[Kutipan Pilihan]
# # # # #

BANYUASIN l bongkarnews.com – Penolakan pendirian Pusat Pendidikan dan Pelatihan Umat Budha Maitreya Sriwijaya Palembang yang berada di DesaTalang Buluh, Kecamatan Talang Kelapa, Kabupaten Banyuasin, Sumsel yang Oleh beberapa Aktivis dan Ormas lainya di Banyuasin mendapatkan tanggapan serta reaksi yang berbeda dari salah satu oknum guru.
Oknum Guru di SMPN I Suak Tapeh, Kecamatan Suak tapeh Kabupaten Banyuasin, berinisial LA. Bahwa dirinya mengatakan Indonesia merupakan negara yang mempunyai keberagaman agama yang resmi Serta diakui oleh Negara.
Dan dirinya juga memposting status facebook mengenai pembangunan Universitas Islam terbesar di Asia Tenggara dan segera bisa menerima Mahasiswa, kemudian LA juga menyinggung masalah kritik keras dari beberapa aktivis mengenai suara adzan mendapatkan pengaturan dari Binmas Islam.
Dari status dan komentar Oknum Guru tersebut, Emi sumirta menyayangkan prilakunya yang terkesan lebih tahu dan paham serta tidak melakukan pengkajian lebih dalam, dirinya menyarankan kepada Oknum Guru tersebut untuk bekerja sesuai fungsinya sebagai guru yang ada di Kecamatan Suak Tapeh Kabupaten Banyuasin tersebut.

# # # # #

[Data]
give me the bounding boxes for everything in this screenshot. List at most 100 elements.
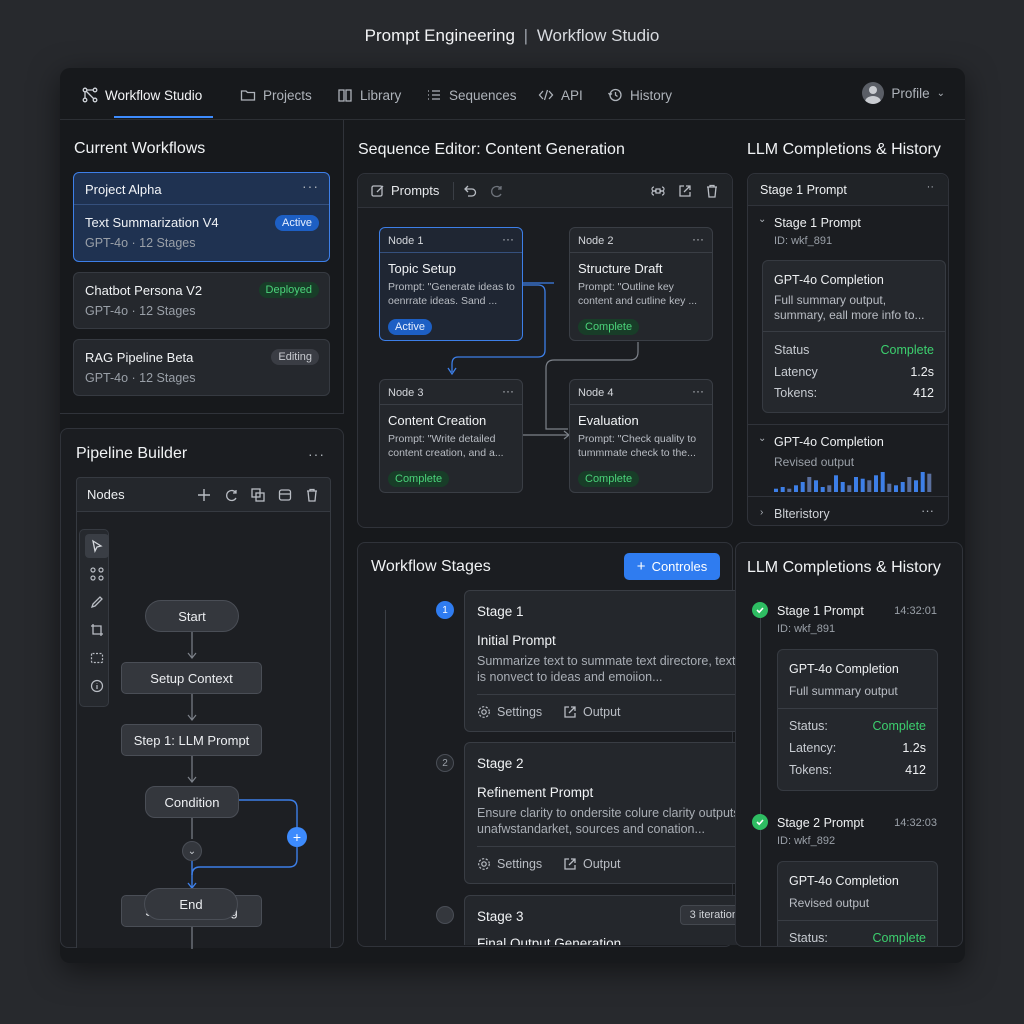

# # # # #

[Petunjuk Tugas] Lanjutkan berita tentang penolakan pusat pelatihan umat Buddha Maitreya di Banyuasin, mulai sesudah kalimat terakhirnya. Daftar tadi tidak ada hubungannya dengan pekerjaan ini.

[Hasil Tugas]
“Kurasa ibu itu bicara sesuai dengan logikanya dan tidak ada dasar hukumnya. Dia berpendapat seperti itu sah-sah saja,tapi semua harus punya landasan baik secara aqidah maupun hukum formal melalui peraturan dan perundang-undangan yg berlaku,” kata Emi salah satu Anggota DPRD Banyuasin yang juga Ketua Fraksi F-PKB yang menolak keras Pembangunan Pusdiklat tersebut, Rabu (12/09).
Tapi yang kami sayangkan lanjut Emi,
“dia seperti merasa lebih tahu dan lebih mengerti dari yang lain padahal dia sendiri belum tau bahkan tidak pernah melihat secara langsung fakta dilapangan. Dirinya menyayangkan oknum guru yang sok tahu terhadap permasalahan yang ada namun hanya bisa berkomentar tanpa dasar hukum formalnya, Kasihan saja dia sampai bilang Musholah itu sudah lama tidak terpakai, Saran saya buat beliau jangan terlalu banyak bicara jika tidak tahu masalah nya, cari bahan buat belajar yaitu PP 23 TH 1988 tentang batas wilayah. SKBM 8 dan 9 TH 2006 Tentang Pendirian tempat ibadah. UU Nomor 41 Tahun 2004 pasal 40 dan PP 42 TH 2006 Tentang pengalihan tanah wakaf,” tegas Emi.
Lebih lanjut dikatakanya.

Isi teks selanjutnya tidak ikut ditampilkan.